■ Exercise description ■
Copy each line of the data below exactly, leaving out pictures.

START Stored records

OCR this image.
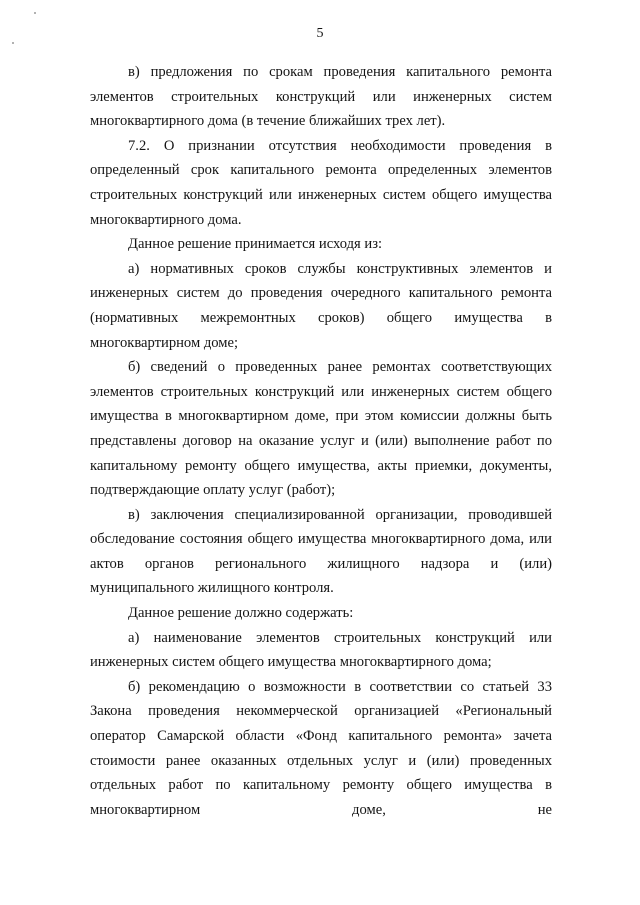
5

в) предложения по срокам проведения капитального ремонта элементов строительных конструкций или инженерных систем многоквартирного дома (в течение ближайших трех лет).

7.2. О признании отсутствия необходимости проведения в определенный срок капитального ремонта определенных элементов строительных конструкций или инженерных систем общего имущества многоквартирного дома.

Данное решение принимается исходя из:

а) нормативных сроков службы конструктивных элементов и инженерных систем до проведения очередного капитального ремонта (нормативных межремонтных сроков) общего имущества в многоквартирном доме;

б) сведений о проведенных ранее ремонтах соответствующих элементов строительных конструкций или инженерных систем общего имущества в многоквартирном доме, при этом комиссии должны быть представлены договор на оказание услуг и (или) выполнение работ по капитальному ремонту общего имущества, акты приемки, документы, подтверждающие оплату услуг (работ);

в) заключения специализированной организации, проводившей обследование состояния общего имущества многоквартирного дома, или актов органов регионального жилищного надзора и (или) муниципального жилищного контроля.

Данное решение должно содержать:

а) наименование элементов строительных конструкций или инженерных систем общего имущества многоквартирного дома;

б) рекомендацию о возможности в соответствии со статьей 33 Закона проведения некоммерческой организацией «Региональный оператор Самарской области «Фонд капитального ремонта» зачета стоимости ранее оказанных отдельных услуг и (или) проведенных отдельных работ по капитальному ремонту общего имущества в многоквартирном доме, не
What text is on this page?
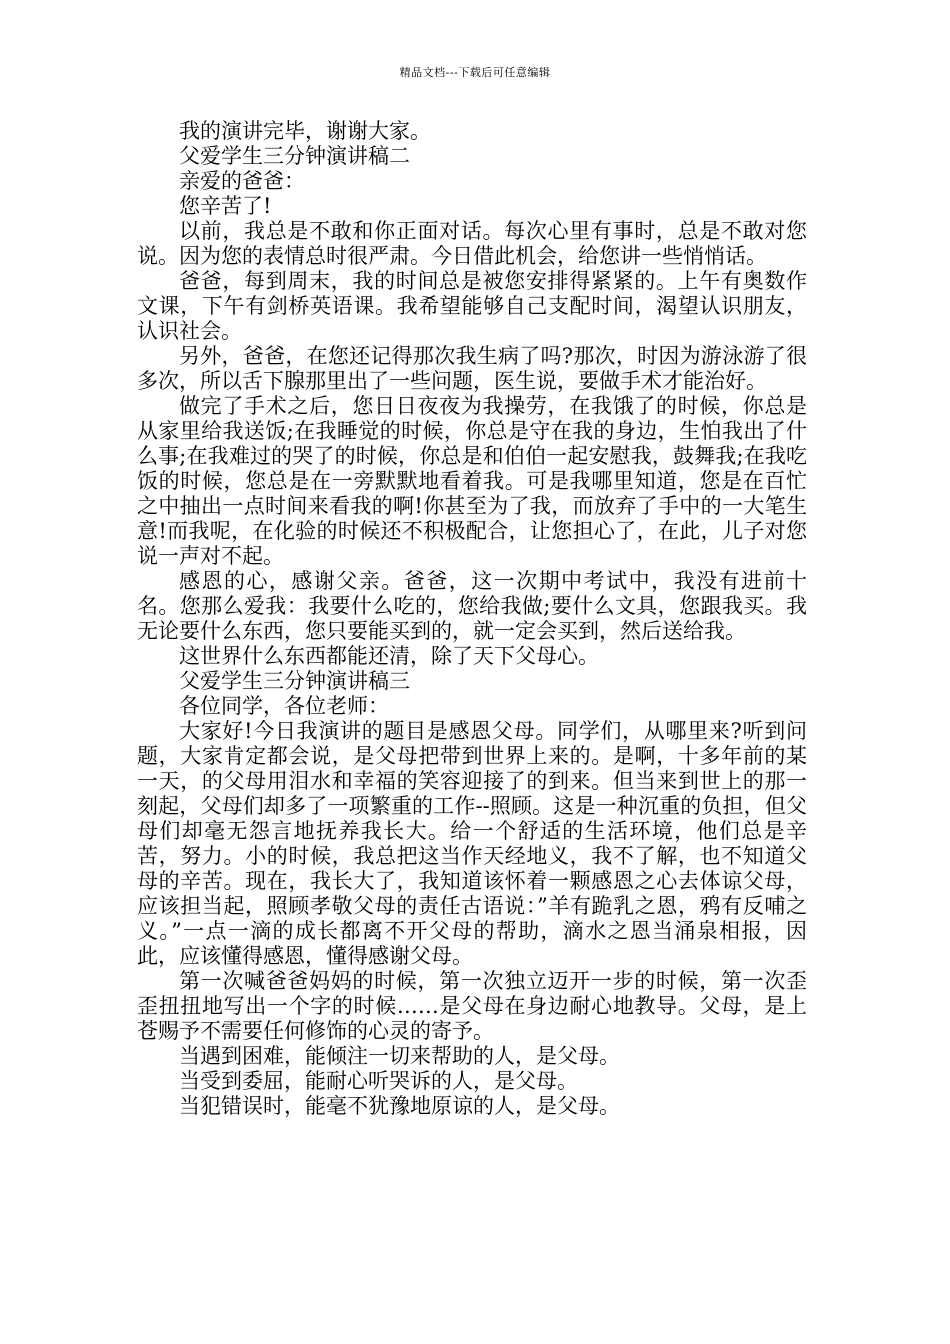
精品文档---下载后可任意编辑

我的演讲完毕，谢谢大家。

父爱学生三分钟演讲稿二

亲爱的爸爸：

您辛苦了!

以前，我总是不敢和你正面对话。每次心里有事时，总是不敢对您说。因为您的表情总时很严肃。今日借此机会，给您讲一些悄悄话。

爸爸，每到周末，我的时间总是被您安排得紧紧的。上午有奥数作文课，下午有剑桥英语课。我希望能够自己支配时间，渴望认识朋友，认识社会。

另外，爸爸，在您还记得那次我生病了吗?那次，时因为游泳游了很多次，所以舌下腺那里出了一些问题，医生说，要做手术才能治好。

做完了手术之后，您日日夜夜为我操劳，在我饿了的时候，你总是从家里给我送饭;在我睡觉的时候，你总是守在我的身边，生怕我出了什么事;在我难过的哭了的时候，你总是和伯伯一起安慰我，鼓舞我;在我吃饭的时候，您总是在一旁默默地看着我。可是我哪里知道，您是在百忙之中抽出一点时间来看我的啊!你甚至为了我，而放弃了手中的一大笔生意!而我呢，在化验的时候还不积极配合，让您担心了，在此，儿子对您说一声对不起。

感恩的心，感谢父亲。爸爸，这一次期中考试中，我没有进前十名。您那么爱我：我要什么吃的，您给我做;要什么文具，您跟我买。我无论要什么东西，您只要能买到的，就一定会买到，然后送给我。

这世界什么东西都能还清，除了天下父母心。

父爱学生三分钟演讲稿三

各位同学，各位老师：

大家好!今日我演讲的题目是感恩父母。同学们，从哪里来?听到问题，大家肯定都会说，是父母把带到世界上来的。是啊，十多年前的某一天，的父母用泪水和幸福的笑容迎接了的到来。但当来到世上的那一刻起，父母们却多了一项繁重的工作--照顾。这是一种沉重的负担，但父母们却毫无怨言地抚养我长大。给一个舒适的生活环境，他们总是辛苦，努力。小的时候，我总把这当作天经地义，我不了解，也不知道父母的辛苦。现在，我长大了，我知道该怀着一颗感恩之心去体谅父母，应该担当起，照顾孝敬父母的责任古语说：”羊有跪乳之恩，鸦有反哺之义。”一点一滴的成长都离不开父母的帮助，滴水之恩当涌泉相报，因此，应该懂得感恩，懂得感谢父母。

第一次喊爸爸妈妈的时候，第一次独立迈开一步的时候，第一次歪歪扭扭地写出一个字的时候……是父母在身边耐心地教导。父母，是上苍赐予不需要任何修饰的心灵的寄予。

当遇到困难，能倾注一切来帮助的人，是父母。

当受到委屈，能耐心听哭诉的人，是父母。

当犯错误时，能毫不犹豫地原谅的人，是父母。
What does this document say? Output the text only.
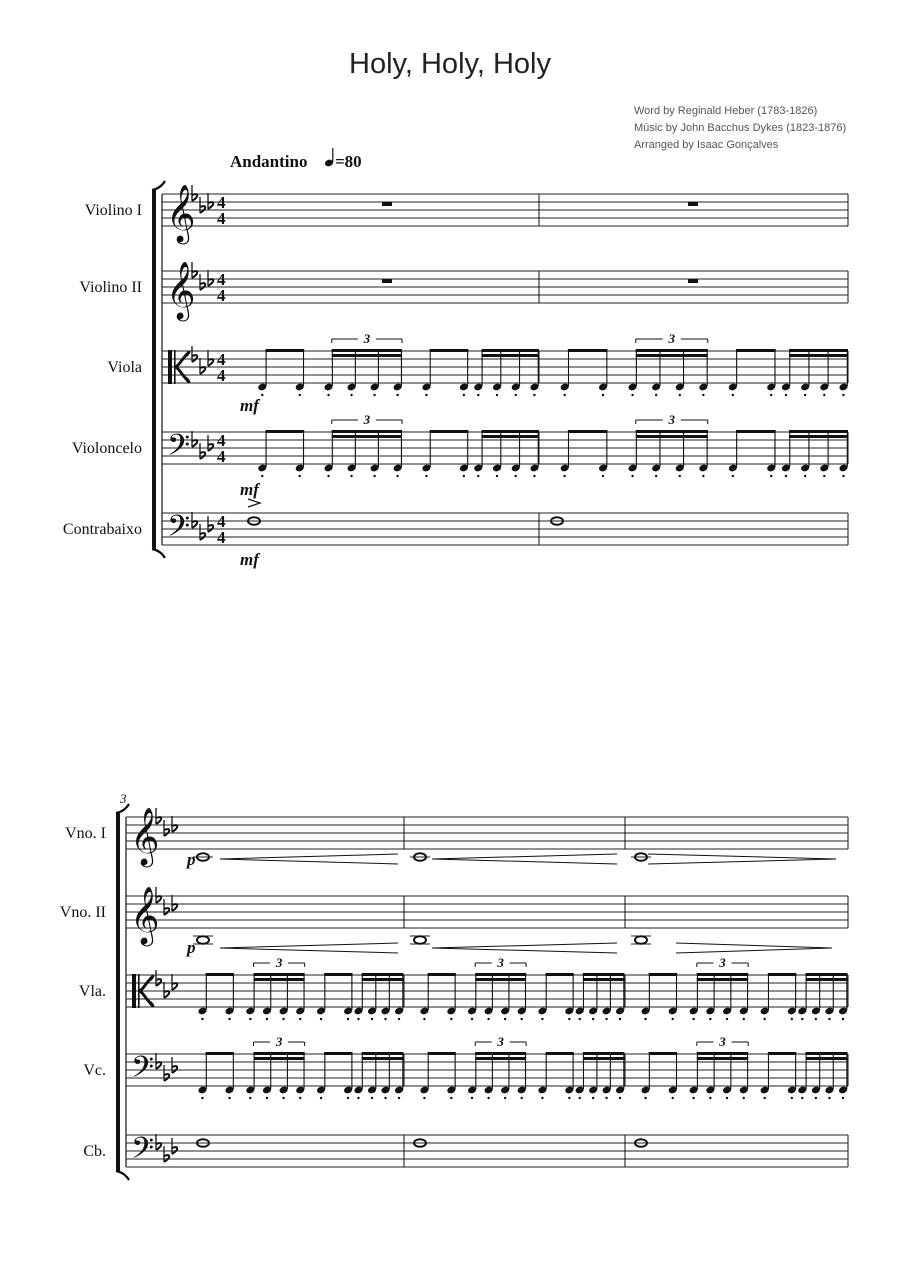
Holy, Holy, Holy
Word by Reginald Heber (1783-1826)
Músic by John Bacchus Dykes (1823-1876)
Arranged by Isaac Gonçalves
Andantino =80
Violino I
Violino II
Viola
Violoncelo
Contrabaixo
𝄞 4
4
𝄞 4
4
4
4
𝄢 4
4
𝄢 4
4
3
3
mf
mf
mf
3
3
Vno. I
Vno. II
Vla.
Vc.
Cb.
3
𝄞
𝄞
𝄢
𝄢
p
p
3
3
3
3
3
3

END Stored records

■ Task solution ■
OCR this image.
5

в) предложения по срокам проведения капитального ремонта элементов строительных конструкций или инженерных систем многоквартирного дома (в течение ближайших трех лет).

7.2. О признании отсутствия необходимости проведения в определенный срок капитального ремонта определенных элементов строительных конструкций или инженерных систем общего имущества многоквартирного дома.

Данное решение принимается исходя из:

а) нормативных сроков службы конструктивных элементов и инженерных систем до проведения очередного капитального ремонта (нормативных межремонтных сроков) общего имущества в многоквартирном доме;

б) сведений о проведенных ранее ремонтах соответствующих элементов строительных конструкций или инженерных систем общего имущества в многоквартирном доме, при этом комиссии должны быть представлены договор на оказание услуг и (или) выполнение работ по капитальному ремонту общего имущества, акты приемки, документы, подтверждающие оплату услуг (работ);

в) заключения специализированной организации, проводившей обследование состояния общего имущества многоквартирного дома, или актов органов регионального жилищного надзора и (или) муниципального жилищного контроля.

Данное решение должно содержать:

а) наименование элементов строительных конструкций или инженерных систем общего имущества многоквартирного дома;

б) рекомендацию о возможности в соответствии со статьей 33 Закона проведения некоммерческой организацией «Региональный оператор Самарской области «Фонд капитального ремонта» зачета стоимости ранее оказанных отдельных услуг и (или) проведенных отдельных работ по капитальному ремонту общего имущества в многоквартирном доме, не
What text is on this page?
精品文档---下载后可任意编辑

我的演讲完毕，谢谢大家。

父爱学生三分钟演讲稿二

亲爱的爸爸：

您辛苦了!

以前，我总是不敢和你正面对话。每次心里有事时，总是不敢对您说。因为您的表情总时很严肃。今日借此机会，给您讲一些悄悄话。

爸爸，每到周末，我的时间总是被您安排得紧紧的。上午有奥数作文课，下午有剑桥英语课。我希望能够自己支配时间，渴望认识朋友，认识社会。

另外，爸爸，在您还记得那次我生病了吗?那次，时因为游泳游了很多次，所以舌下腺那里出了一些问题，医生说，要做手术才能治好。

做完了手术之后，您日日夜夜为我操劳，在我饿了的时候，你总是从家里给我送饭;在我睡觉的时候，你总是守在我的身边，生怕我出了什么事;在我难过的哭了的时候，你总是和伯伯一起安慰我，鼓舞我;在我吃饭的时候，您总是在一旁默默地看着我。可是我哪里知道，您是在百忙之中抽出一点时间来看我的啊!你甚至为了我，而放弃了手中的一大笔生意!而我呢，在化验的时候还不积极配合，让您担心了，在此，儿子对您说一声对不起。

感恩的心，感谢父亲。爸爸，这一次期中考试中，我没有进前十名。您那么爱我：我要什么吃的，您给我做;要什么文具，您跟我买。我无论要什么东西，您只要能买到的，就一定会买到，然后送给我。

这世界什么东西都能还清，除了天下父母心。

父爱学生三分钟演讲稿三

各位同学，各位老师：

大家好!今日我演讲的题目是感恩父母。同学们，从哪里来?听到问题，大家肯定都会说，是父母把带到世界上来的。是啊，十多年前的某一天，的父母用泪水和幸福的笑容迎接了的到来。但当来到世上的那一刻起，父母们却多了一项繁重的工作--照顾。这是一种沉重的负担，但父母们却毫无怨言地抚养我长大。给一个舒适的生活环境，他们总是辛苦，努力。小的时候，我总把这当作天经地义，我不了解，也不知道父母的辛苦。现在，我长大了，我知道该怀着一颗感恩之心去体谅父母，应该担当起，照顾孝敬父母的责任古语说：”羊有跪乳之恩，鸦有反哺之义。”一点一滴的成长都离不开父母的帮助，滴水之恩当涌泉相报，因此，应该懂得感恩，懂得感谢父母。

第一次喊爸爸妈妈的时候，第一次独立迈开一步的时候，第一次歪歪扭扭地写出一个字的时候……是父母在身边耐心地教导。父母，是上苍赐予不需要任何修饰的心灵的寄予。

当遇到困难，能倾注一切来帮助的人，是父母。

当受到委屈，能耐心听哭诉的人，是父母。

当犯错误时，能毫不犹豫地原谅的人，是父母。
What does this document say? Output the text only.
Holy, Holy, Holy
Word by Reginald Heber (1783-1826)
Músic by John Bacchus Dykes (1823-1876)
Arranged by Isaac Gonçalves
Andantino =80
Violino I
Violino II
Viola
Violoncelo
Contrabaixo
𝄞 4
4
𝄞 4
4
4
4
𝄢 4
4
𝄢 4
4
3
3
mf
mf
mf
3
3
Vno. I
Vno. II
Vla.
Vc.
Cb.
3
𝄞
𝄞
𝄢
𝄢
p
p
3
3
3
3
3
3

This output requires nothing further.